++++ PROVIDED DATA ++++

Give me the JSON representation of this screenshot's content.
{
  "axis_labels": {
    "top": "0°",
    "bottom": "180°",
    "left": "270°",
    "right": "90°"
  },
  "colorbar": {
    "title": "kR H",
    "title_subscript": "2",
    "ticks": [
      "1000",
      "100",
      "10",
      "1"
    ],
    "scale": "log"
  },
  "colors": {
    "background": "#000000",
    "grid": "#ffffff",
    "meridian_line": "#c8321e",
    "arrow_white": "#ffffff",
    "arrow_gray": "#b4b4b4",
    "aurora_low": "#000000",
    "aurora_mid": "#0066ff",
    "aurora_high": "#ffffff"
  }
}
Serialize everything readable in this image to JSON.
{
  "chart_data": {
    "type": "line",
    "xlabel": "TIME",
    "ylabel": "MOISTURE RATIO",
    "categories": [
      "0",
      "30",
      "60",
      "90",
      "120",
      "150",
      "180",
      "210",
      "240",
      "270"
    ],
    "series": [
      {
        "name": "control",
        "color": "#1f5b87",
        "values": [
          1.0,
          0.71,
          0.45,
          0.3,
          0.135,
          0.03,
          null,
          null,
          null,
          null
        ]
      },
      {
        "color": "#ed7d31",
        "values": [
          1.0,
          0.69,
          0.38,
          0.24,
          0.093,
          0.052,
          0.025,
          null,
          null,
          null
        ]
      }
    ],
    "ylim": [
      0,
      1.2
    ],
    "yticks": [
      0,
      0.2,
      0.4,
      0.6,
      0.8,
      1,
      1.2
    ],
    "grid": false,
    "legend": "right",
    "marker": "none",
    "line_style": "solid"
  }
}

++++

GIVEN INSTRUCTION —
Write out all of the records once more, exactly.

TASK SOLUTION —
Give me the JSON representation of this screenshot's content.
{
  "axis_labels": {
    "top": "0°",
    "bottom": "180°",
    "left": "270°",
    "right": "90°"
  },
  "colorbar": {
    "title": "kR H",
    "title_subscript": "2",
    "ticks": [
      "1000",
      "100",
      "10",
      "1"
    ],
    "scale": "log"
  },
  "colors": {
    "background": "#000000",
    "grid": "#ffffff",
    "meridian_line": "#c8321e",
    "arrow_white": "#ffffff",
    "arrow_gray": "#b4b4b4",
    "aurora_low": "#000000",
    "aurora_mid": "#0066ff",
    "aurora_high": "#ffffff"
  }
}
Serialize everything readable in this image to JSON.
{
  "chart_data": {
    "type": "line",
    "xlabel": "TIME",
    "ylabel": "MOISTURE RATIO",
    "categories": [
      "0",
      "30",
      "60",
      "90",
      "120",
      "150",
      "180",
      "210",
      "240",
      "270"
    ],
    "series": [
      {
        "name": "control",
        "color": "#1f5b87",
        "values": [
          1.0,
          0.71,
          0.45,
          0.3,
          0.135,
          0.03,
          null,
          null,
          null,
          null
        ]
      },
      {
        "color": "#ed7d31",
        "values": [
          1.0,
          0.69,
          0.38,
          0.24,
          0.093,
          0.052,
          0.025,
          null,
          null,
          null
        ]
      }
    ],
    "ylim": [
      0,
      1.2
    ],
    "yticks": [
      0,
      0.2,
      0.4,
      0.6,
      0.8,
      1,
      1.2
    ],
    "grid": false,
    "legend": "right",
    "marker": "none",
    "line_style": "solid"
  }
}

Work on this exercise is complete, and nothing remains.